**Excerpted passage:**
--------------------------------------------------

Filipino physician and government official (1940–2013)

Alberto del Gallego Romualdez Jr. (September 14, 1940 – October 14, 2013) was a Filipino physician who served as the Secretary of Health from 1998 to 2001 in the Cabinet of President Joseph Estrada. From 1981 to 1984, he was the director of the Research Institute for Tropical Medicine. He was a member of the Romualdez political family.

==Early life and education==

Romualdez was the eldest of the seven children of Alberto Zialcita Romualdez Sr., a former secretary general of the World Medical Association, and Covadonga del Gallego, a former chairman of the Pathology Department of the University of Santo Tomas Hospital. Among his siblings are footballer Johnny Romualdez and Philippine Ambassador to the United States Jose Manuel Romualdez.

He was a scion of the prominent Romualdez political clan of Manila and Leyte. His uncle Daniel Jr. was House Speaker from 1956 to 1962 while his grandfather Miguel served as Manila mayor during the American colonial period and Leyte assemblyman during the Commonwealth era. A great-uncle, Norberto Sr., served as justice of the Supreme Court.

He was also a distant nephew of former First Lady Imelda Marcos; his second cousins include Speaker Martin Romualdez, Chamber of Mines of the Philippines President Benjamin Philip Romualdez Jr., President Bongbong Marcos, Senator Imee Marcos and Tacloban Mayor Alfred Romualdez.

--------------------------------------------------

**Data extracted from a collection:**
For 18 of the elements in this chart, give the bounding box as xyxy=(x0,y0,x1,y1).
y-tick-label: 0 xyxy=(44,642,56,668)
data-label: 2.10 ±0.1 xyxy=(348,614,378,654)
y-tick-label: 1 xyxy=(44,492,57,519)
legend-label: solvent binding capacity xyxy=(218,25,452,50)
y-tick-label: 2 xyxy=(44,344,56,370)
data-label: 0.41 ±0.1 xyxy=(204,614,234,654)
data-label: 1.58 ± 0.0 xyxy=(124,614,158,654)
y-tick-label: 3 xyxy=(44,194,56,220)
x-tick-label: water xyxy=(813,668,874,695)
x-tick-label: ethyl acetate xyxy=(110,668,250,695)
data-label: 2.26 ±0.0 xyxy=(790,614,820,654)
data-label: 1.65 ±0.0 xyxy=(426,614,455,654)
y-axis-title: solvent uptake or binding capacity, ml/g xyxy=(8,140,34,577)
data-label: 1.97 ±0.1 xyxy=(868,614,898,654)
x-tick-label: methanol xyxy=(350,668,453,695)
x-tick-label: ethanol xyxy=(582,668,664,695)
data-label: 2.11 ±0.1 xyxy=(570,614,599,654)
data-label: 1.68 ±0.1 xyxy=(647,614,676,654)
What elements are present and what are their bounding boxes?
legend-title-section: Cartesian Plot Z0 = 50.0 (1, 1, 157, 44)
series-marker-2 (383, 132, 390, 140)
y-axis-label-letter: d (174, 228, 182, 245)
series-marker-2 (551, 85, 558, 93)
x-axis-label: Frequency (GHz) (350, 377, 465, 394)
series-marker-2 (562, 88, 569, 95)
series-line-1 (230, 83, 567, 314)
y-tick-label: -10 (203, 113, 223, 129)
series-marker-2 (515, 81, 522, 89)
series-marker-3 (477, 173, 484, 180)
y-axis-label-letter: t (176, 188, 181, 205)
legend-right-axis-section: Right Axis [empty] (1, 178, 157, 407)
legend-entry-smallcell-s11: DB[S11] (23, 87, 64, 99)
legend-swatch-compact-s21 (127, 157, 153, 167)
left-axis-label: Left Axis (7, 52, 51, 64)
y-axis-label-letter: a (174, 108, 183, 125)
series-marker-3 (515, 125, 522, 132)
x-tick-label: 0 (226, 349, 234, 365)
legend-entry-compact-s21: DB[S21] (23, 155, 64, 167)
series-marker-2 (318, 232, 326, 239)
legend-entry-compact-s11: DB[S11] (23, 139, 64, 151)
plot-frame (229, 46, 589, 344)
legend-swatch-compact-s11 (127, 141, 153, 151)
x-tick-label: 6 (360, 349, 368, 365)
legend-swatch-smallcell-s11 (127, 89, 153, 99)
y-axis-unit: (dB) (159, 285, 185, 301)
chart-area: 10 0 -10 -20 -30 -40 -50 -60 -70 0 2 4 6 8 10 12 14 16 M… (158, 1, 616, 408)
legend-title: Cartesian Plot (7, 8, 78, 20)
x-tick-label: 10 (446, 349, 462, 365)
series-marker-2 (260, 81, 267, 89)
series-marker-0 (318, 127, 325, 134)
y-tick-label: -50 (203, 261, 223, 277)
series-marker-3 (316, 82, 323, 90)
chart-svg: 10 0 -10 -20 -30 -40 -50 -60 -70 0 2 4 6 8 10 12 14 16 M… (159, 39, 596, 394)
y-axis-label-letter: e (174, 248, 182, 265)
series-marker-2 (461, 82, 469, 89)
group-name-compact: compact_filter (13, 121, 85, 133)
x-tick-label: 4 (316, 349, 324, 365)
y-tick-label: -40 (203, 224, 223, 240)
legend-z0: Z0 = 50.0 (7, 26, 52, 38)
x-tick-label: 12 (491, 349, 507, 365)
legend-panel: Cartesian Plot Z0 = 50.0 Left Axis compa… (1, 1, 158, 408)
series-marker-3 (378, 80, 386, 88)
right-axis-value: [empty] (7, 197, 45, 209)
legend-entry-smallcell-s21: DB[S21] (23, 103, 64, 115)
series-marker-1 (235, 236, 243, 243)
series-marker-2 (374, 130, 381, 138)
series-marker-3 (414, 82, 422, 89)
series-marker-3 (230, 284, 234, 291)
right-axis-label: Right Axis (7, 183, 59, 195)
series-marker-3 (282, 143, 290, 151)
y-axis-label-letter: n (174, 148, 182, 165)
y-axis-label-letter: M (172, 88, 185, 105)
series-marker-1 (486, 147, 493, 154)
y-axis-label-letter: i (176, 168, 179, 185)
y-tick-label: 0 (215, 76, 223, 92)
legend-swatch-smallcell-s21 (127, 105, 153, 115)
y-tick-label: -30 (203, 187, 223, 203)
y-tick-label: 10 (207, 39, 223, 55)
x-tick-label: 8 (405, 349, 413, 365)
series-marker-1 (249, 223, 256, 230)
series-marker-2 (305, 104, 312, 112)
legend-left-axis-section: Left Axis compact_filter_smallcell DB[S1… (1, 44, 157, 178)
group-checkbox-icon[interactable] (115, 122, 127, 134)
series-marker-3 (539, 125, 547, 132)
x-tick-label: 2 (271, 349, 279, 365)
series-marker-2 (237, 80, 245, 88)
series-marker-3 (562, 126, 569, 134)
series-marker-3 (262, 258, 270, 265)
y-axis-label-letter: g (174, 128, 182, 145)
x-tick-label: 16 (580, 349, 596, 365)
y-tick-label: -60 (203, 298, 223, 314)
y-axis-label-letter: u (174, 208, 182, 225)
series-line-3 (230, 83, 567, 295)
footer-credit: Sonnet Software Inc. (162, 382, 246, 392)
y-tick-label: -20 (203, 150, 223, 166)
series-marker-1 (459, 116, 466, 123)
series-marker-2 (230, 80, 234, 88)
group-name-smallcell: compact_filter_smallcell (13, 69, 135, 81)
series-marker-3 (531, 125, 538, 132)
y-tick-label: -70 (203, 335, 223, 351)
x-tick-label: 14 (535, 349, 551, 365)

--------------------------------------------------

**Task statement:** According to the biography of Alberto Romualdez Jr., which institute did he direct from 1981 to 1984? The lines that come after the text are unrelated material.

**Expected answer:** He directed the Research Institute for Tropical Medicine.